* **Exercise brief**
When you copy the entries, keep every word exactly as it is and drop the images.

Page text dataset records:

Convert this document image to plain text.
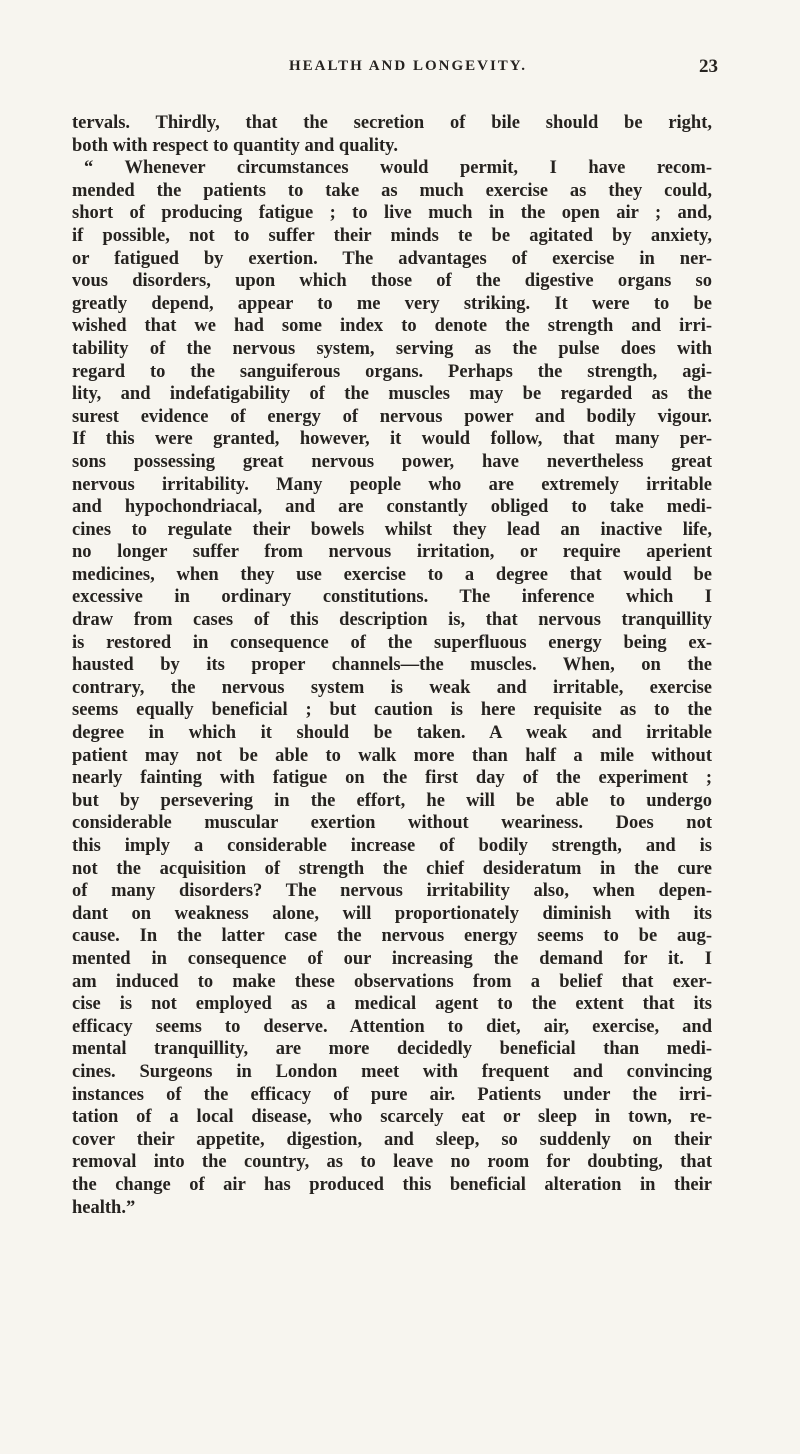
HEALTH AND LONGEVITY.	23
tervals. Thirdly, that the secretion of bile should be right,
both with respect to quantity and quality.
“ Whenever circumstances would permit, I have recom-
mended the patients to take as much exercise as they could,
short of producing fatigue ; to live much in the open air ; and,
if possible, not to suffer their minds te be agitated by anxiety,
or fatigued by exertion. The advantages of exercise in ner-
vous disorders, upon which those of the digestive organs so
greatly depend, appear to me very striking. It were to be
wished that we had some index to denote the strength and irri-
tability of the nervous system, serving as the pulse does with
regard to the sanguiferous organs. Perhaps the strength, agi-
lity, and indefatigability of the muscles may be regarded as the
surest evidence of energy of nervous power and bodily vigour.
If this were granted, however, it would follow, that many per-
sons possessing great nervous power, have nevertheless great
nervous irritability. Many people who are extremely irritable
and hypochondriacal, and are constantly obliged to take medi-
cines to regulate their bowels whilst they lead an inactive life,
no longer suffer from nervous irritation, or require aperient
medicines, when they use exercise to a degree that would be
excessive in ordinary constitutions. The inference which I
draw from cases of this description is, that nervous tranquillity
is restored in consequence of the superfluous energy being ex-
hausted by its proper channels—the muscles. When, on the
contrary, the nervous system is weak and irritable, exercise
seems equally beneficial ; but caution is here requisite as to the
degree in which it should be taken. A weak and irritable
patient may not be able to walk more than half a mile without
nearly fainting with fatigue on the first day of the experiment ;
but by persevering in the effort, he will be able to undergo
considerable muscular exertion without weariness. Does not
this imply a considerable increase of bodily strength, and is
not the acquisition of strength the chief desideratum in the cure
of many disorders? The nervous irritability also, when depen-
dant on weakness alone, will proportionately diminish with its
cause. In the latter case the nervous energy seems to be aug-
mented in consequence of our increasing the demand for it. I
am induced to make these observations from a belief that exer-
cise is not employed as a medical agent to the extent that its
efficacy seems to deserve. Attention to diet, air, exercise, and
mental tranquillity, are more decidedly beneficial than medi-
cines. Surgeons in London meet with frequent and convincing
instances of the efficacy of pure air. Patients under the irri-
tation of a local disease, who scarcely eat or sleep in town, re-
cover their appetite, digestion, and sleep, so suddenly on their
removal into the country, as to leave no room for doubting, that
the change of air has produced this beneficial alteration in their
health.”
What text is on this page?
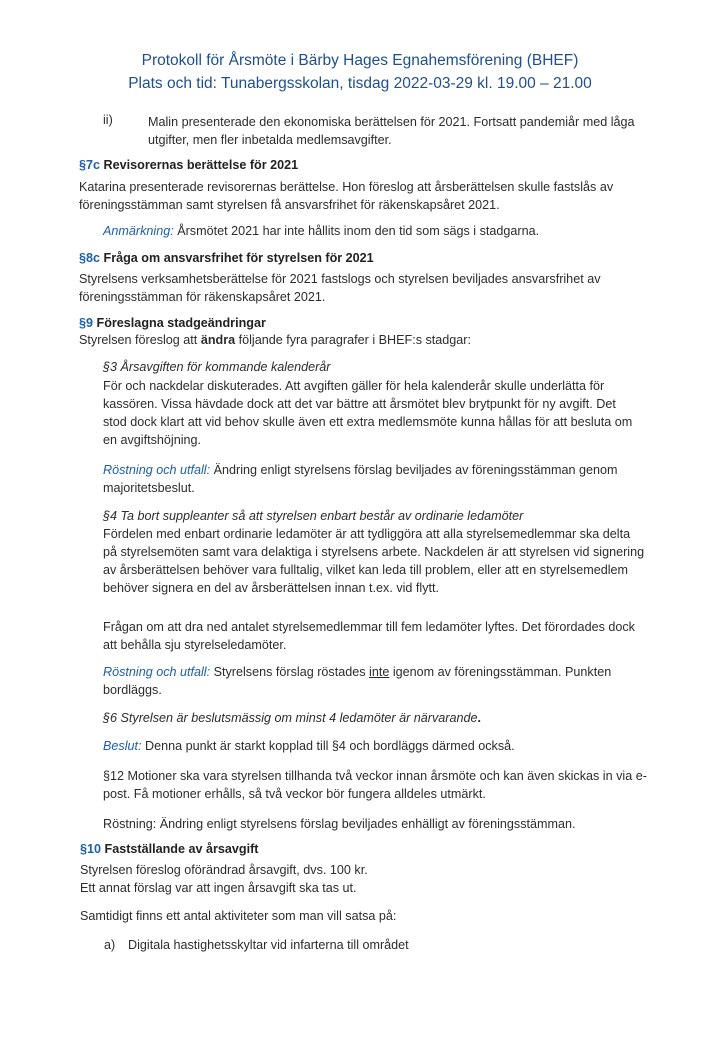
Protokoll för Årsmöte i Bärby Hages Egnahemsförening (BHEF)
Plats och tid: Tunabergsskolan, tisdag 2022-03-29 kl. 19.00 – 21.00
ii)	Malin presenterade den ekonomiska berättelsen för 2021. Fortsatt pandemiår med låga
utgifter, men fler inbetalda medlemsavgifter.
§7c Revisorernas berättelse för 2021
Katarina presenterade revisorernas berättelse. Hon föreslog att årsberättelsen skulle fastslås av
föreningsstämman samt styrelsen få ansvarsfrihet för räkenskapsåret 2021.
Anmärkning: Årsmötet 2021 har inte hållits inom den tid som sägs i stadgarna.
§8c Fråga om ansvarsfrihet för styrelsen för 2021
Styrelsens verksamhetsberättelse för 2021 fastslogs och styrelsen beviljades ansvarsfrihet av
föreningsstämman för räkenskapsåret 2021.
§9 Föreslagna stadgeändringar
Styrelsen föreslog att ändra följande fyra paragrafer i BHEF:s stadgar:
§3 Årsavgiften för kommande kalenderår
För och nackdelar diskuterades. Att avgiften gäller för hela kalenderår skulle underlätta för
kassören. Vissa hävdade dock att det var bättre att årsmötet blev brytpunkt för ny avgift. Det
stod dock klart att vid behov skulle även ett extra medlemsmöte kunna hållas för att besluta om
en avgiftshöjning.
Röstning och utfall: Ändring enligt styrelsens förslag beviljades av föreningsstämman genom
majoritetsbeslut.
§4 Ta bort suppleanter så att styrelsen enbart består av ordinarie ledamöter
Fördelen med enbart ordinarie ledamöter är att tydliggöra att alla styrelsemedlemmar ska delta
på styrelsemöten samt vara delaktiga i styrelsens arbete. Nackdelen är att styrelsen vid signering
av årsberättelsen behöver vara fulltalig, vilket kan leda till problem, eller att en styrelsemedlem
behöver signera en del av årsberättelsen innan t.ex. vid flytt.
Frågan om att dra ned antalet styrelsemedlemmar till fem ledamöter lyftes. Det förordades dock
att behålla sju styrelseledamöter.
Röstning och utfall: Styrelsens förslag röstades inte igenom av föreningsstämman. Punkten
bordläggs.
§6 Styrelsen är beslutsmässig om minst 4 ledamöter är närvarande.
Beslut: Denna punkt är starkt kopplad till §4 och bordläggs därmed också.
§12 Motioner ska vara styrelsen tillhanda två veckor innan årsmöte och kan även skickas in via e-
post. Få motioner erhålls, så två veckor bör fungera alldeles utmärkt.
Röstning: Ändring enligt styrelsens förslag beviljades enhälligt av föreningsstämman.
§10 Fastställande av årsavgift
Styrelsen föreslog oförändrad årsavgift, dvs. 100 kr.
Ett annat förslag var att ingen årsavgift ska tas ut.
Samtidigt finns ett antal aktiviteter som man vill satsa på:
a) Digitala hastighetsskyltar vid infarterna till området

* **Solution to the problem**
Convert this document image to plain text.
HEALTH AND LONGEVITY.	23
tervals. Thirdly, that the secretion of bile should be right,
both with respect to quantity and quality.
“ Whenever circumstances would permit, I have recom-
mended the patients to take as much exercise as they could,
short of producing fatigue ; to live much in the open air ; and,
if possible, not to suffer their minds te be agitated by anxiety,
or fatigued by exertion. The advantages of exercise in ner-
vous disorders, upon which those of the digestive organs so
greatly depend, appear to me very striking. It were to be
wished that we had some index to denote the strength and irri-
tability of the nervous system, serving as the pulse does with
regard to the sanguiferous organs. Perhaps the strength, agi-
lity, and indefatigability of the muscles may be regarded as the
surest evidence of energy of nervous power and bodily vigour.
If this were granted, however, it would follow, that many per-
sons possessing great nervous power, have nevertheless great
nervous irritability. Many people who are extremely irritable
and hypochondriacal, and are constantly obliged to take medi-
cines to regulate their bowels whilst they lead an inactive life,
no longer suffer from nervous irritation, or require aperient
medicines, when they use exercise to a degree that would be
excessive in ordinary constitutions. The inference which I
draw from cases of this description is, that nervous tranquillity
is restored in consequence of the superfluous energy being ex-
hausted by its proper channels—the muscles. When, on the
contrary, the nervous system is weak and irritable, exercise
seems equally beneficial ; but caution is here requisite as to the
degree in which it should be taken. A weak and irritable
patient may not be able to walk more than half a mile without
nearly fainting with fatigue on the first day of the experiment ;
but by persevering in the effort, he will be able to undergo
considerable muscular exertion without weariness. Does not
this imply a considerable increase of bodily strength, and is
not the acquisition of strength the chief desideratum in the cure
of many disorders? The nervous irritability also, when depen-
dant on weakness alone, will proportionately diminish with its
cause. In the latter case the nervous energy seems to be aug-
mented in consequence of our increasing the demand for it. I
am induced to make these observations from a belief that exer-
cise is not employed as a medical agent to the extent that its
efficacy seems to deserve. Attention to diet, air, exercise, and
mental tranquillity, are more decidedly beneficial than medi-
cines. Surgeons in London meet with frequent and convincing
instances of the efficacy of pure air. Patients under the irri-
tation of a local disease, who scarcely eat or sleep in town, re-
cover their appetite, digestion, and sleep, so suddenly on their
removal into the country, as to leave no room for doubting, that
the change of air has produced this beneficial alteration in their
health.”
What text is on this page?
Protokoll för Årsmöte i Bärby Hages Egnahemsförening (BHEF)
Plats och tid: Tunabergsskolan, tisdag 2022-03-29 kl. 19.00 – 21.00
ii)	Malin presenterade den ekonomiska berättelsen för 2021. Fortsatt pandemiår med låga
utgifter, men fler inbetalda medlemsavgifter.
§7c Revisorernas berättelse för 2021
Katarina presenterade revisorernas berättelse. Hon föreslog att årsberättelsen skulle fastslås av
föreningsstämman samt styrelsen få ansvarsfrihet för räkenskapsåret 2021.
Anmärkning: Årsmötet 2021 har inte hållits inom den tid som sägs i stadgarna.
§8c Fråga om ansvarsfrihet för styrelsen för 2021
Styrelsens verksamhetsberättelse för 2021 fastslogs och styrelsen beviljades ansvarsfrihet av
föreningsstämman för räkenskapsåret 2021.
§9 Föreslagna stadgeändringar
Styrelsen föreslog att ändra följande fyra paragrafer i BHEF:s stadgar:
§3 Årsavgiften för kommande kalenderår
För och nackdelar diskuterades. Att avgiften gäller för hela kalenderår skulle underlätta för
kassören. Vissa hävdade dock att det var bättre att årsmötet blev brytpunkt för ny avgift. Det
stod dock klart att vid behov skulle även ett extra medlemsmöte kunna hållas för att besluta om
en avgiftshöjning.
Röstning och utfall: Ändring enligt styrelsens förslag beviljades av föreningsstämman genom
majoritetsbeslut.
§4 Ta bort suppleanter så att styrelsen enbart består av ordinarie ledamöter
Fördelen med enbart ordinarie ledamöter är att tydliggöra att alla styrelsemedlemmar ska delta
på styrelsemöten samt vara delaktiga i styrelsens arbete. Nackdelen är att styrelsen vid signering
av årsberättelsen behöver vara fulltalig, vilket kan leda till problem, eller att en styrelsemedlem
behöver signera en del av årsberättelsen innan t.ex. vid flytt.
Frågan om att dra ned antalet styrelsemedlemmar till fem ledamöter lyftes. Det förordades dock
att behålla sju styrelseledamöter.
Röstning och utfall: Styrelsens förslag röstades inte igenom av föreningsstämman. Punkten
bordläggs.
§6 Styrelsen är beslutsmässig om minst 4 ledamöter är närvarande.
Beslut: Denna punkt är starkt kopplad till §4 och bordläggs därmed också.
§12 Motioner ska vara styrelsen tillhanda två veckor innan årsmöte och kan även skickas in via e-
post. Få motioner erhålls, så två veckor bör fungera alldeles utmärkt.
Röstning: Ändring enligt styrelsens förslag beviljades enhälligt av föreningsstämman.
§10 Fastställande av årsavgift
Styrelsen föreslog oförändrad årsavgift, dvs. 100 kr.
Ett annat förslag var att ingen årsavgift ska tas ut.
Samtidigt finns ett antal aktiviteter som man vill satsa på:
a) Digitala hastighetsskyltar vid infarterna till området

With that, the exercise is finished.